--- START DATA LISTING ---

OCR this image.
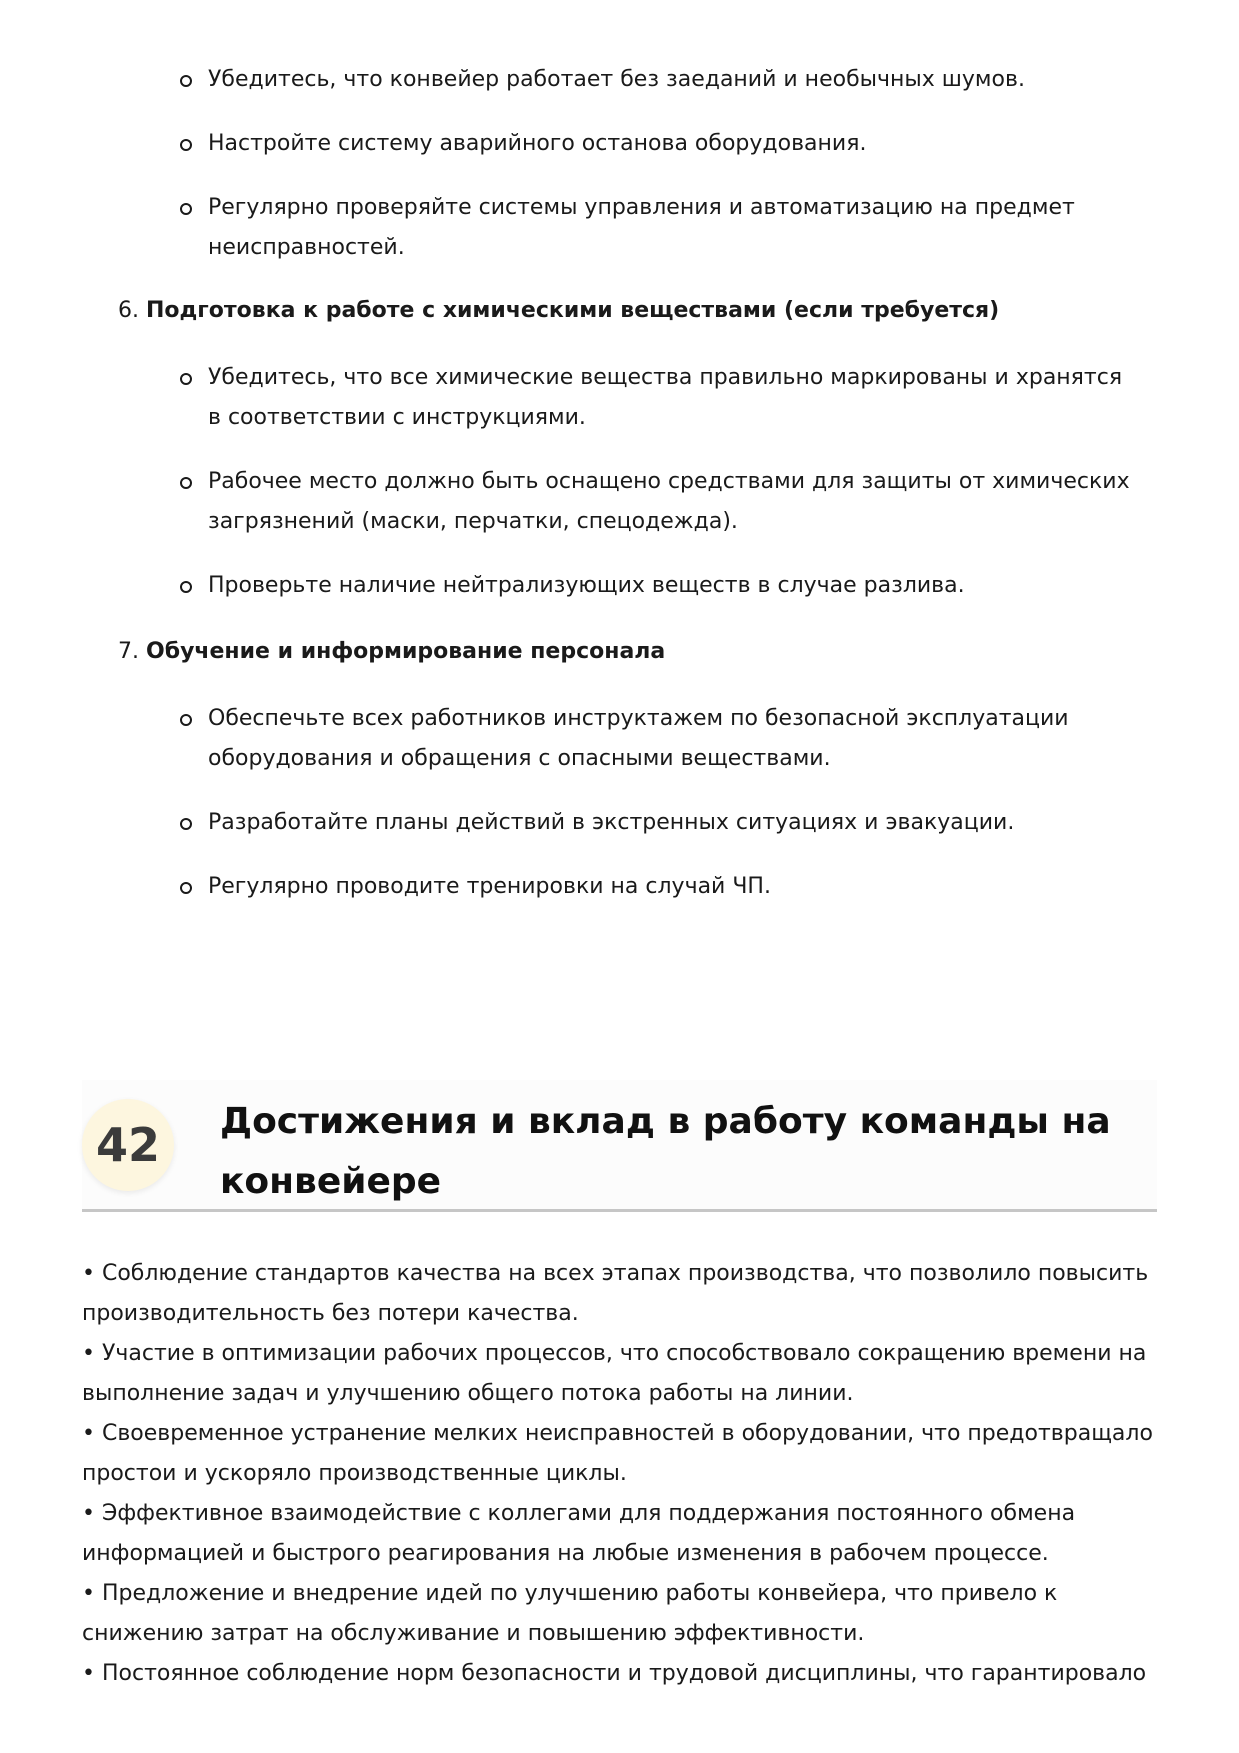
Убедитесь, что конвейер работает без заеданий и необычных шумов.
Настройте систему аварийного останова оборудования.
Регулярно проверяйте системы управления и автоматизацию на предмет неисправностей.

6. Подготовка к работе с химическими веществами (если требуется)

Убедитесь, что все химические вещества правильно маркированы и хранятся в соответствии с инструкциями.
Рабочее место должно быть оснащено средствами для защиты от химических загрязнений (маски, перчатки, спецодежда).
Проверьте наличие нейтрализующих веществ в случае разлива.

7. Обучение и информирование персонала

Обеспечьте всех работников инструктажем по безопасной эксплуатации оборудования и обращения с опасными веществами.
Разработайте планы действий в экстренных ситуациях и эвакуации.
Регулярно проводите тренировки на случай ЧП.
42	Достижения и вклад в работу команды на конвейере
• Соблюдение стандартов качества на всех этапах производства, что позволило повысить производительность без потери качества.
• Участие в оптимизации рабочих процессов, что способствовало сокращению времени на выполнение задач и улучшению общего потока работы на линии.
• Своевременное устранение мелких неисправностей в оборудовании, что предотвращало простои и ускоряло производственные циклы.
• Эффективное взаимодействие с коллегами для поддержания постоянного обмена информацией и быстрого реагирования на любые изменения в рабочем процессе.
• Предложение и внедрение идей по улучшению работы конвейера, что привело к снижению затрат на обслуживание и повышению эффективности.
• Постоянное соблюдение норм безопасности и трудовой дисциплины, что гарантировало
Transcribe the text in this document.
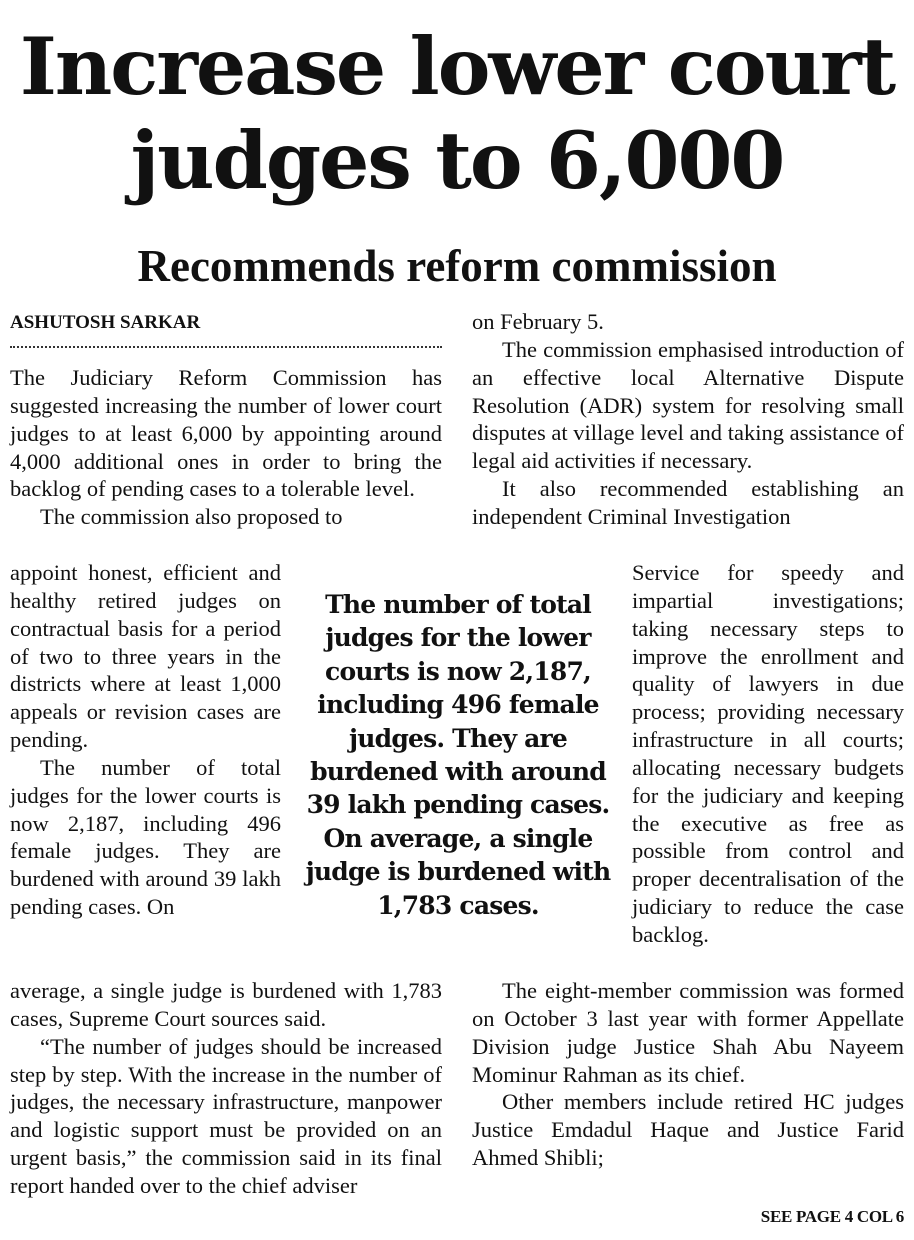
Increase lower court
judges to 6,000
Recommends reform commission
ASHUTOSH SARKAR

The Judiciary Reform Commission has suggested increasing the number of lower court judges to at least 6,000 by appointing around 4,000 additional ones in order to bring the backlog of pending cases to a tolerable level.

The commission also proposed to

appoint honest, efficient and healthy retired judges on contractual basis for a period of two to three years in the districts where at least 1,000 appeals or revision cases are pending.

The number of total judges for the lower courts is now 2,187, including 496 female judges. They are burdened with around 39 lakh pending cases. On

average, a single judge is burdened with 1,783 cases, Supreme Court sources said.

“The number of judges should be increased step by step. With the increase in the number of judges, the necessary infrastructure, manpower and logistic support must be provided on an urgent basis,” the commission said in its final report handed over to the chief adviser

on February 5.

The commission emphasised introduction of an effective local Alternative Dispute Resolution (ADR) system for resolving small disputes at village level and taking assistance of legal aid activities if necessary.

It also recommended establishing an independent Criminal Investigation

Service for speedy and impartial investigations; taking necessary steps to improve the enrollment and quality of lawyers in due process; providing necessary infrastructure in all courts; allocating necessary budgets for the judiciary and keeping the executive as free as possible from control and proper decentralisation of the judiciary to reduce the case backlog.

The eight-member commission was formed on October 3 last year with former Appellate Division judge Justice Shah Abu Nayeem Mominur Rahman as its chief.

Other members include retired HC judges Justice Emdadul Haque and Justice Farid Ahmed Shibli;

The number of total judges for the lower courts is now 2,187, including 496 female judges. They are burdened with around 39 lakh pending cases. On average, a single judge is burdened with 1,783 cases.

SEE PAGE 4 COL 6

--- END DATA LISTING ---

* [STATED GOAL]: Where a line in the entries holds the word "неисправностей", copy that line.

* [COMPLETE OUTPUT]:
Регулярно проверяйте системы управления и автоматизацию на предмет неисправностей.
• Своевременное устранение мелких неисправностей в оборудовании, что предотвращало простои и ускоряло производственные циклы.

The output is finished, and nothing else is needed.